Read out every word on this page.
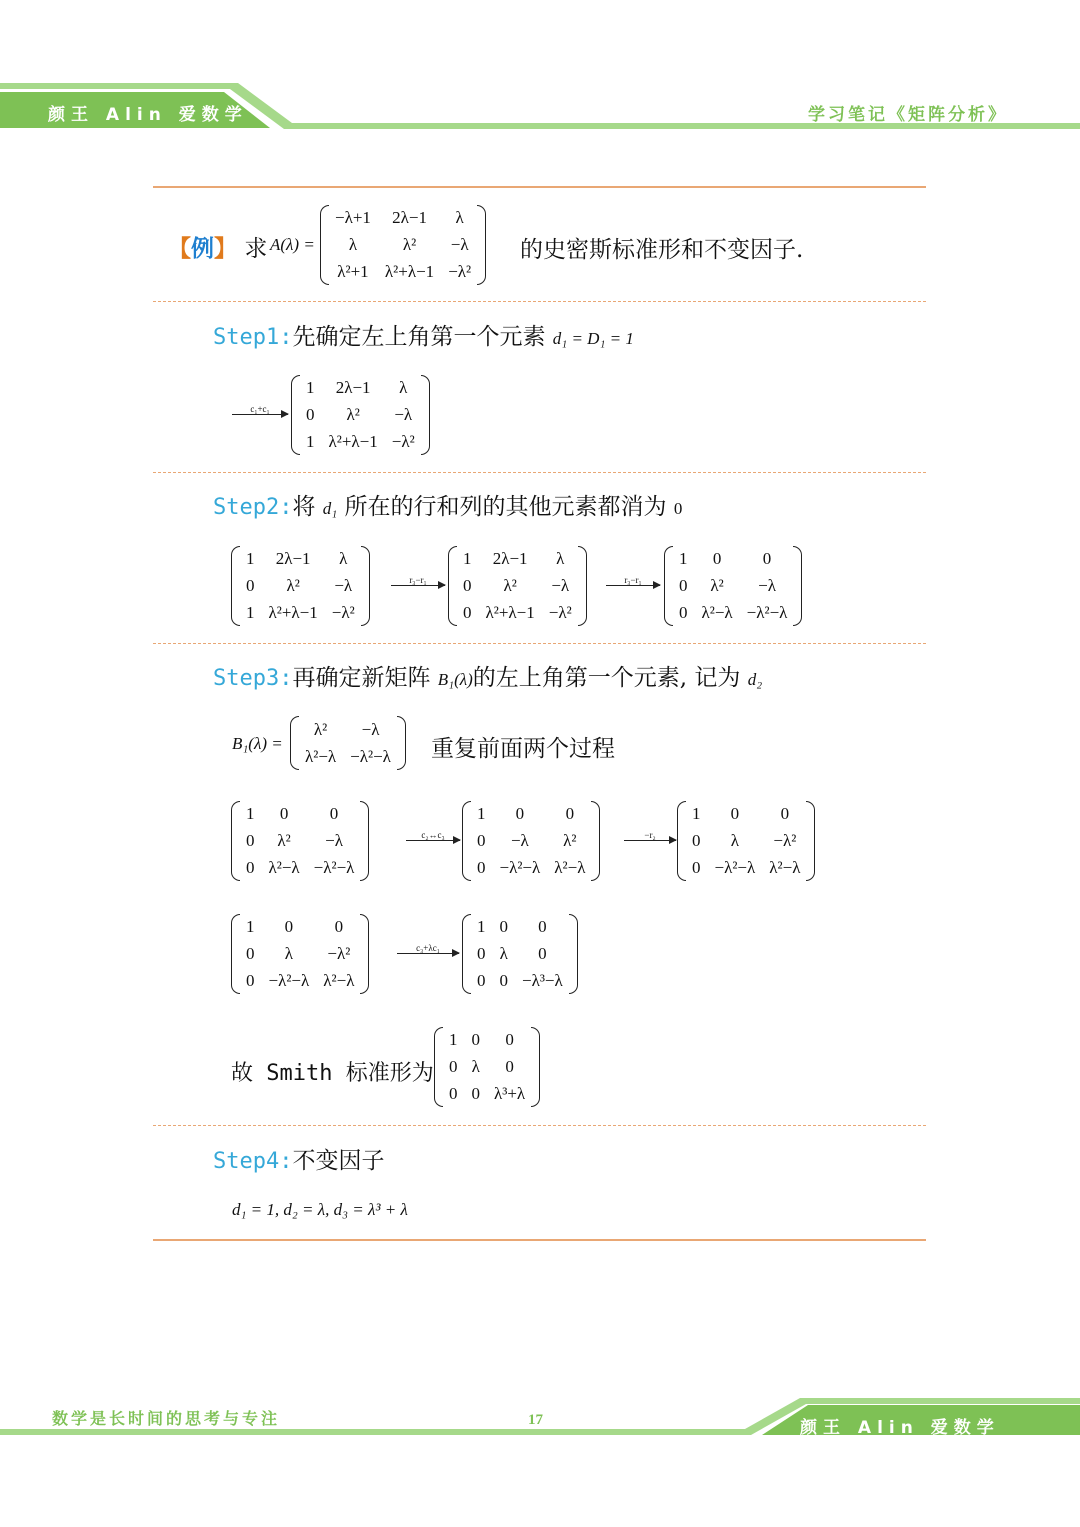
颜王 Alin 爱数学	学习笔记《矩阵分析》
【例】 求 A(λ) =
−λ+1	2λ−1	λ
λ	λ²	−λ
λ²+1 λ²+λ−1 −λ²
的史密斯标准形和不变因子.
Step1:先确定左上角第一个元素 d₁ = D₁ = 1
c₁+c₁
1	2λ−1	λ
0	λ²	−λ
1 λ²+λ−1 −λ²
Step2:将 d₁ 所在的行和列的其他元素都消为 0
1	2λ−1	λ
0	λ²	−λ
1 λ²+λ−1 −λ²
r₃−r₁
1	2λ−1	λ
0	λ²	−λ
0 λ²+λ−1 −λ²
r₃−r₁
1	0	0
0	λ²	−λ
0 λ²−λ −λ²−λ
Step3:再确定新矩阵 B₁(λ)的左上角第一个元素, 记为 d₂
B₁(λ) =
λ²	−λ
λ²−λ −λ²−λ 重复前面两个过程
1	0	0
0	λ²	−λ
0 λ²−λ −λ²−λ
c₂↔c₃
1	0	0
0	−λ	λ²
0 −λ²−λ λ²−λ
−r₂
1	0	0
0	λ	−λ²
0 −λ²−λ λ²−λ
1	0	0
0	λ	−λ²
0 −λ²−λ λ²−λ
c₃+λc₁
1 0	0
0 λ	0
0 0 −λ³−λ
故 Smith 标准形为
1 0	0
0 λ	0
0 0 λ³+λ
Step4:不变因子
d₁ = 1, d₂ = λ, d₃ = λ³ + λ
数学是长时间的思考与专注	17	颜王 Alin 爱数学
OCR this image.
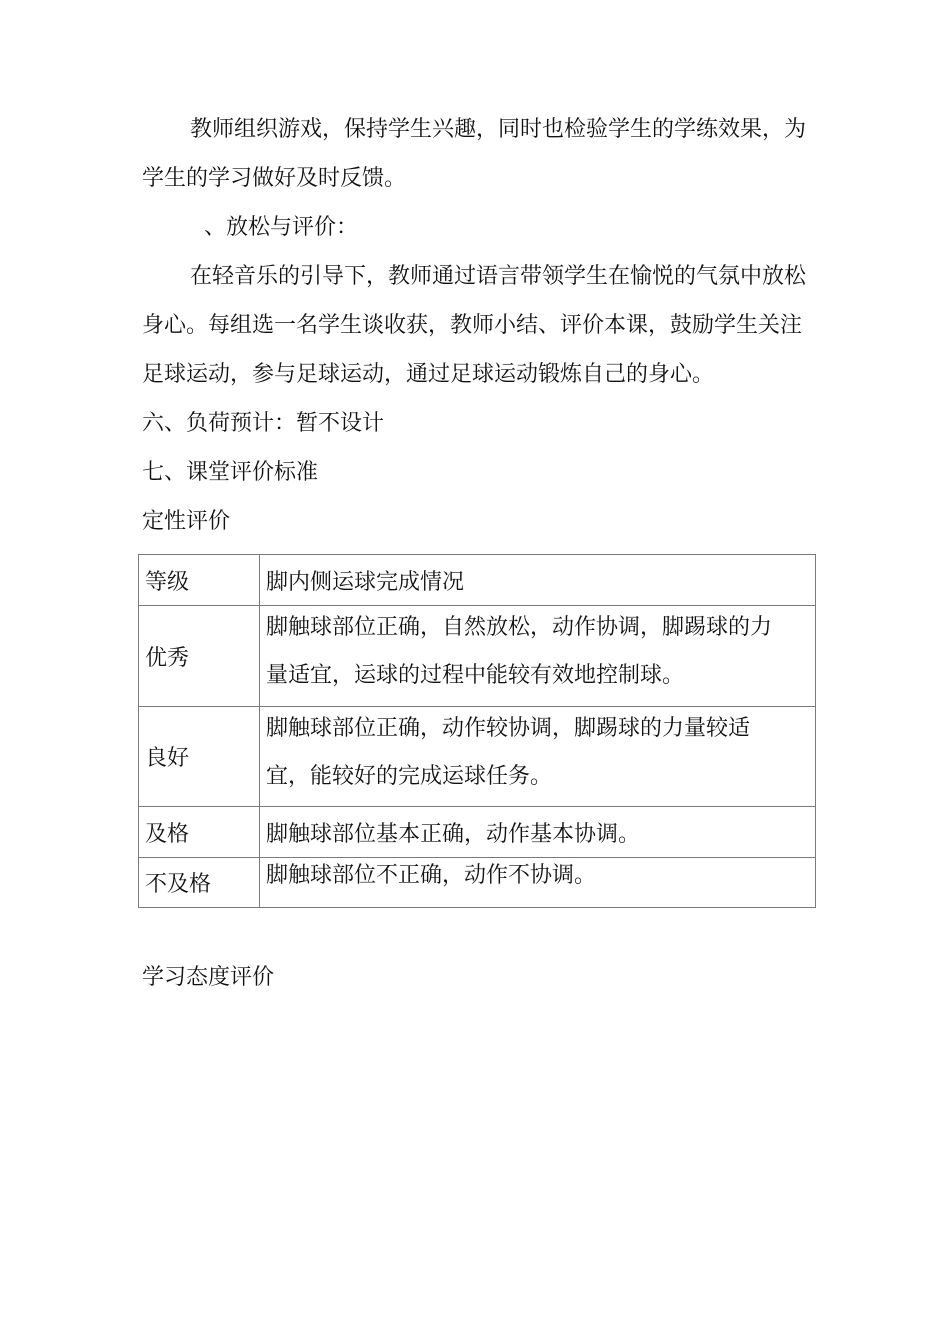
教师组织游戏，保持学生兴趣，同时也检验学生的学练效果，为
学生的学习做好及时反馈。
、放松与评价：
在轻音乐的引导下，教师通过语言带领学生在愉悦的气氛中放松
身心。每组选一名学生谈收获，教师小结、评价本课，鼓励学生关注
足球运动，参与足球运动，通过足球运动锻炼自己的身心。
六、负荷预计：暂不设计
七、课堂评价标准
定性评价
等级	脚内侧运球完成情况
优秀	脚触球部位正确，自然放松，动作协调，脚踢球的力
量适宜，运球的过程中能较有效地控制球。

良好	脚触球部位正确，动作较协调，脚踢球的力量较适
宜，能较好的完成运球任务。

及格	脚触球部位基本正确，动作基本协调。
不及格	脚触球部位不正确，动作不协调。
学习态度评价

Exercise task: In the data above, find the line with "OCR this image." and repeat it and every line after it through the end, exactly; leave the pictures out.

Task answer:
OCR this image.
教师组织游戏，保持学生兴趣，同时也检验学生的学练效果，为
学生的学习做好及时反馈。
、放松与评价：
在轻音乐的引导下，教师通过语言带领学生在愉悦的气氛中放松
身心。每组选一名学生谈收获，教师小结、评价本课，鼓励学生关注
足球运动，参与足球运动，通过足球运动锻炼自己的身心。
六、负荷预计：暂不设计
七、课堂评价标准
定性评价
等级	脚内侧运球完成情况
优秀	脚触球部位正确，自然放松，动作协调，脚踢球的力
量适宜，运球的过程中能较有效地控制球。

良好	脚触球部位正确，动作较协调，脚踢球的力量较适
宜，能较好的完成运球任务。

及格	脚触球部位基本正确，动作基本协调。
不及格	脚触球部位不正确，动作不协调。
学习态度评价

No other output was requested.